Gather all lines in the records below that include the word "septiembre".

- - - - - - -

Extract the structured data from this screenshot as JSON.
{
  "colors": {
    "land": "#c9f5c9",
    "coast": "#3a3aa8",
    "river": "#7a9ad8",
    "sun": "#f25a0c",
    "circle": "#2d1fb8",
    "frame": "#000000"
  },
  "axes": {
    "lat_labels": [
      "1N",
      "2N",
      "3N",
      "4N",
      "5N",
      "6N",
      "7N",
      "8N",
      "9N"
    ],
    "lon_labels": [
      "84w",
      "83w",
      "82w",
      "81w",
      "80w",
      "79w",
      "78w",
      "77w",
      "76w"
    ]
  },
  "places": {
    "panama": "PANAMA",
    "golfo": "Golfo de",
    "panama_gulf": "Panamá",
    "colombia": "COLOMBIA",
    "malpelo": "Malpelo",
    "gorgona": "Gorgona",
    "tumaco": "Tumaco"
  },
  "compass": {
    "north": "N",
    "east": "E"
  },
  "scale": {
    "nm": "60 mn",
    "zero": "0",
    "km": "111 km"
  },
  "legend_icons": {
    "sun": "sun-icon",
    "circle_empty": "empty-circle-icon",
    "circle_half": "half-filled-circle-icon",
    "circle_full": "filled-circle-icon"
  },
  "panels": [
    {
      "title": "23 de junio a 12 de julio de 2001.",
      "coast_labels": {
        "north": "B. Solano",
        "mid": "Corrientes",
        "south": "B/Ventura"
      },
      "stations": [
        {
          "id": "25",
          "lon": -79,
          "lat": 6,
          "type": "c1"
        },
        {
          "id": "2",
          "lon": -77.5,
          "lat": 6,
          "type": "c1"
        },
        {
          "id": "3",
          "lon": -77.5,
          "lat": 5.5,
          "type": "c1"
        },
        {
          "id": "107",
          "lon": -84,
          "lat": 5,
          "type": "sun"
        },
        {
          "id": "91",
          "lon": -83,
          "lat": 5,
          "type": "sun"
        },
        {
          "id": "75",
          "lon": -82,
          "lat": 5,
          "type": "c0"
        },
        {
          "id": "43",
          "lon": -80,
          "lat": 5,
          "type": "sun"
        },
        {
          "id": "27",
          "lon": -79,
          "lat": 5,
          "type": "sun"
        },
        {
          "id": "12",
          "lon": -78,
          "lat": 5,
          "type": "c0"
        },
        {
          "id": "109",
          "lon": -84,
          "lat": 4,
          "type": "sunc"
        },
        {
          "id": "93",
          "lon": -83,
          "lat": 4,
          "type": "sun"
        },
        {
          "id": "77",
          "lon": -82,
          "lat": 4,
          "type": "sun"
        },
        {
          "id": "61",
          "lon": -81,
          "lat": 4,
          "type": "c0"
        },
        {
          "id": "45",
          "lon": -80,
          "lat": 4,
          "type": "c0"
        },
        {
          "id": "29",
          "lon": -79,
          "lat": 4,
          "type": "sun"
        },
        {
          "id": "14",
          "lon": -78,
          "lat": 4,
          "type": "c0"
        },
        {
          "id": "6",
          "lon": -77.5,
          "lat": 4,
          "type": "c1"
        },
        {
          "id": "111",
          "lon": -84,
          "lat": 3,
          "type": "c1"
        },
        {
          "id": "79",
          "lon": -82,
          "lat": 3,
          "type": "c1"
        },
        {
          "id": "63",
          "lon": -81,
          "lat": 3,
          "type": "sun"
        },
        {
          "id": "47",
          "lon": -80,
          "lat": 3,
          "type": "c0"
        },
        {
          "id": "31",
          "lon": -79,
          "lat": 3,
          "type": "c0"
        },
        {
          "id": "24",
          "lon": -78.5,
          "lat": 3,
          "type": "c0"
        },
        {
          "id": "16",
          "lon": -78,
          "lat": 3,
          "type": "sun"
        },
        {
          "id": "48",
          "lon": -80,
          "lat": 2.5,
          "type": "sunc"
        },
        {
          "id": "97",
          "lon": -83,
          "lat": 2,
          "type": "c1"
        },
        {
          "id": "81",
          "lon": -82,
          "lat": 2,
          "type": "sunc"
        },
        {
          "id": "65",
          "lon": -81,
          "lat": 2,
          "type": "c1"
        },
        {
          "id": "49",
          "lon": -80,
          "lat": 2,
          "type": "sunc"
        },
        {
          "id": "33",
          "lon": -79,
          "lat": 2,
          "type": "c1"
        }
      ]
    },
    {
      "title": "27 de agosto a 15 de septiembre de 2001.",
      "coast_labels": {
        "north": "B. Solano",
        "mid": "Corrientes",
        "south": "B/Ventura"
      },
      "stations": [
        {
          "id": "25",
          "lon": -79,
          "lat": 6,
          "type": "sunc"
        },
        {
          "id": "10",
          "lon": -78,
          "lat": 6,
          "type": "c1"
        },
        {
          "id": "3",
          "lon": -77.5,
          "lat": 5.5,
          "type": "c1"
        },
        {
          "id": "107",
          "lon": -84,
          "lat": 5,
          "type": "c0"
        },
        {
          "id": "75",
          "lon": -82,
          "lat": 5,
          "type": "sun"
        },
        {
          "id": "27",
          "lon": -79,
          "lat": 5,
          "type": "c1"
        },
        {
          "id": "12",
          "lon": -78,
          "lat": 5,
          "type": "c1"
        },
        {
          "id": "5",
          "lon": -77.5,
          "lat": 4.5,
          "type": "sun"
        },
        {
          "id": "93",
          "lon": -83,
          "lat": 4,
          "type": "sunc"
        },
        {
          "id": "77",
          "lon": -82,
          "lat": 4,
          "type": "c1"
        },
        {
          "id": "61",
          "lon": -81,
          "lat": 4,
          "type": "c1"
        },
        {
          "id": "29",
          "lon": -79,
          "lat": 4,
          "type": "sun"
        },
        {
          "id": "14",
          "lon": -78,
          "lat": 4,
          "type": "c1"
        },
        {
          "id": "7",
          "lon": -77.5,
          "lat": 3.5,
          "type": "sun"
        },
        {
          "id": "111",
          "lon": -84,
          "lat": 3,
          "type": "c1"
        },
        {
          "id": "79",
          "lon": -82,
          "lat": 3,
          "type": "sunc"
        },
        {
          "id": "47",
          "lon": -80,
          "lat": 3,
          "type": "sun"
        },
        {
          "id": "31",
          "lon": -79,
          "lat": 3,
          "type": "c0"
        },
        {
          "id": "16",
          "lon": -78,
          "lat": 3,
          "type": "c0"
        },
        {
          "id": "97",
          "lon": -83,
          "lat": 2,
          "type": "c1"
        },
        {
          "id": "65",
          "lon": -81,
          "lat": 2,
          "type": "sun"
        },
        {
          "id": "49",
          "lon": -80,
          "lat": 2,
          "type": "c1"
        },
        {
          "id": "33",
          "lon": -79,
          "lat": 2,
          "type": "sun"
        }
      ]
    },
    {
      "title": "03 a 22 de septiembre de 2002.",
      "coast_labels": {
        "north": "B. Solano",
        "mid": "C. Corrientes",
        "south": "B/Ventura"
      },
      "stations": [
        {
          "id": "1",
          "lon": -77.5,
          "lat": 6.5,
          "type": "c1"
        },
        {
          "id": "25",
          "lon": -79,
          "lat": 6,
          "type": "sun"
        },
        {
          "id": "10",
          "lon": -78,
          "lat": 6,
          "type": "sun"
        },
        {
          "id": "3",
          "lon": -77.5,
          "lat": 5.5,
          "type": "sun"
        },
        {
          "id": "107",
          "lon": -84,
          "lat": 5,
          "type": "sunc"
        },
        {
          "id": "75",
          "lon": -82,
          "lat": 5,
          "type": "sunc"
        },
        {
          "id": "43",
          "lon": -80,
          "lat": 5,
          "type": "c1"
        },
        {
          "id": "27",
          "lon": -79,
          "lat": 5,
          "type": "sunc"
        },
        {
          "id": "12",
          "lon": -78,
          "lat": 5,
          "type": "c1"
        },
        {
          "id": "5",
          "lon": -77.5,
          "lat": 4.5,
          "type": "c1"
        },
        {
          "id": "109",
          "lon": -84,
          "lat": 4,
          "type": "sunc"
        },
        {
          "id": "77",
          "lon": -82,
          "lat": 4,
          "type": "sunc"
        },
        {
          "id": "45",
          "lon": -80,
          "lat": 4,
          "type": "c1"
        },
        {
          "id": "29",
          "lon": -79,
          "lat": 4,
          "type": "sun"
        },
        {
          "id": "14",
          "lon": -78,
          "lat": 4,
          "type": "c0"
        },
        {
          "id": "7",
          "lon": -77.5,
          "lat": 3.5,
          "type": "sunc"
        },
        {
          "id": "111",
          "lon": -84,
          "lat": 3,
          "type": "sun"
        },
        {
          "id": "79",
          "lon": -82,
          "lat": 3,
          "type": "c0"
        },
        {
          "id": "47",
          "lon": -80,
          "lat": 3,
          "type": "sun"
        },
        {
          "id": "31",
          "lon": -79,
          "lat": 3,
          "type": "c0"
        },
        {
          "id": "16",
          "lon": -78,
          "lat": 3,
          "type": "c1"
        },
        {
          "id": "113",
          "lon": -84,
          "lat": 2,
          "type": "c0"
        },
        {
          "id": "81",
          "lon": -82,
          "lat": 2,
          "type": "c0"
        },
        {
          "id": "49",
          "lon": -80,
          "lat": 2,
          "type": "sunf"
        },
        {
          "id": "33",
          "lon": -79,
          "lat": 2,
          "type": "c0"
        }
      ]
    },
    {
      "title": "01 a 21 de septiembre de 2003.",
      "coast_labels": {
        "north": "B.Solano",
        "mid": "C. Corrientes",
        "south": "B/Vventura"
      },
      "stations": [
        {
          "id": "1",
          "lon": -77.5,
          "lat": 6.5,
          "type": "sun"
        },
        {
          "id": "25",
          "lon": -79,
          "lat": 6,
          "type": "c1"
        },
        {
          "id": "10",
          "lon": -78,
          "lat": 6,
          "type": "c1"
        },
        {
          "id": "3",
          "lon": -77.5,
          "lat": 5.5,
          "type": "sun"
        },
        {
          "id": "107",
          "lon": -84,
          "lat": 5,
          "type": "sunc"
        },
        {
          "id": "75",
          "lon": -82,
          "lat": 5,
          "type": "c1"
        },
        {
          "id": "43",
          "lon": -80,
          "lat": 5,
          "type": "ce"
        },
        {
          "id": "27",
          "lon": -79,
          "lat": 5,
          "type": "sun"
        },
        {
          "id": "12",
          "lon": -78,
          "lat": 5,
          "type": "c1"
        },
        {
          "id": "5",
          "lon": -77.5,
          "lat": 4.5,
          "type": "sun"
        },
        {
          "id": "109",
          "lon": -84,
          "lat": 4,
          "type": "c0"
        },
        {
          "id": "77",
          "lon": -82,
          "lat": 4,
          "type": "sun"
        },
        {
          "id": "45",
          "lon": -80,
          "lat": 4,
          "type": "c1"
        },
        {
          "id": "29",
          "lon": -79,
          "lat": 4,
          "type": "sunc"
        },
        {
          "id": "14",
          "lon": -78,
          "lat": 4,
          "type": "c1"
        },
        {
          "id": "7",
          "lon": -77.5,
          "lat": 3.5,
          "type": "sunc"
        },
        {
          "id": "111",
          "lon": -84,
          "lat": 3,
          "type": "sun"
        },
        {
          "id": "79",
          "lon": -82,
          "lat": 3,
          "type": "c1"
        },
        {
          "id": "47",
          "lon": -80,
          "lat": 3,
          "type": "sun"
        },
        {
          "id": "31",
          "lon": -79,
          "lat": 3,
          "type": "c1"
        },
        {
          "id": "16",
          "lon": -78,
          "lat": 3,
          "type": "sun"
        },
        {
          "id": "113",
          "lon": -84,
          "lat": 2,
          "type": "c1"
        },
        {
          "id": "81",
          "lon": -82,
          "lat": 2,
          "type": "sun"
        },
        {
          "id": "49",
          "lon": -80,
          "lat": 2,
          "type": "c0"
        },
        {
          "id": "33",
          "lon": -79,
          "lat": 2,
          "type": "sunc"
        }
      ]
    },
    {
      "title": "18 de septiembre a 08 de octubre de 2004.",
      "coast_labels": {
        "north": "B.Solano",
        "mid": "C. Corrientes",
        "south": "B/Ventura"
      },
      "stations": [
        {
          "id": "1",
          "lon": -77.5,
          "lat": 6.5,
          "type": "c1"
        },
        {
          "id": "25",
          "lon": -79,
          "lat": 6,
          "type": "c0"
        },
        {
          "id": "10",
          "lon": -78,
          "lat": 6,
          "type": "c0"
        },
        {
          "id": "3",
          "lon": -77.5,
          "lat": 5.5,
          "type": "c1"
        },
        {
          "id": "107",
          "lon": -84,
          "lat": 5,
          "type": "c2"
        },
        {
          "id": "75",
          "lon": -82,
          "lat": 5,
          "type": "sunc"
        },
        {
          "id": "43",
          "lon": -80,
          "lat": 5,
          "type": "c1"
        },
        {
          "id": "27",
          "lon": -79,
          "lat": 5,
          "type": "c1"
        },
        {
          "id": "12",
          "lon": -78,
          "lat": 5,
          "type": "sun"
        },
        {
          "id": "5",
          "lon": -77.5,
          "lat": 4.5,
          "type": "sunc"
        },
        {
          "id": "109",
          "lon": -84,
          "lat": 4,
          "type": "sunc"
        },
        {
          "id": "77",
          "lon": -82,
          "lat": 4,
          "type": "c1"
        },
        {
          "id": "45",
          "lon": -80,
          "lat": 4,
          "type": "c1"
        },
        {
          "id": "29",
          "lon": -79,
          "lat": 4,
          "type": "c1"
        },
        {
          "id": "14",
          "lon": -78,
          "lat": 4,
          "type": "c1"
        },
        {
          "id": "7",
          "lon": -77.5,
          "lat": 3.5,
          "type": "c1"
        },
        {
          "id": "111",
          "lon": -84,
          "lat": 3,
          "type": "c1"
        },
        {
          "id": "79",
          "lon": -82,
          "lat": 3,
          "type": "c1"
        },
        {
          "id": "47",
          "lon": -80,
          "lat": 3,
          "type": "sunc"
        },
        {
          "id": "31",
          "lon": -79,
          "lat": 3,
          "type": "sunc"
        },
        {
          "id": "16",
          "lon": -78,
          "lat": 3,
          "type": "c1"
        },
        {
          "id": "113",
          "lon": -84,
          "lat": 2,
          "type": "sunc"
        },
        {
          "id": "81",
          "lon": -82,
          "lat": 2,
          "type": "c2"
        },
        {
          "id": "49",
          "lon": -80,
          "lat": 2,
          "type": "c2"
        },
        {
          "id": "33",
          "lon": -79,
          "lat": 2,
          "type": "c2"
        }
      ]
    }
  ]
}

- - - - - - -

__Answer__
      "title": "27 de agosto a 15 de septiembre de 2001.",
      "title": "03 a 22 de septiembre de 2002.",
      "title": "01 a 21 de septiembre de 2003.",
      "title": "18 de septiembre a 08 de octubre de 2004.",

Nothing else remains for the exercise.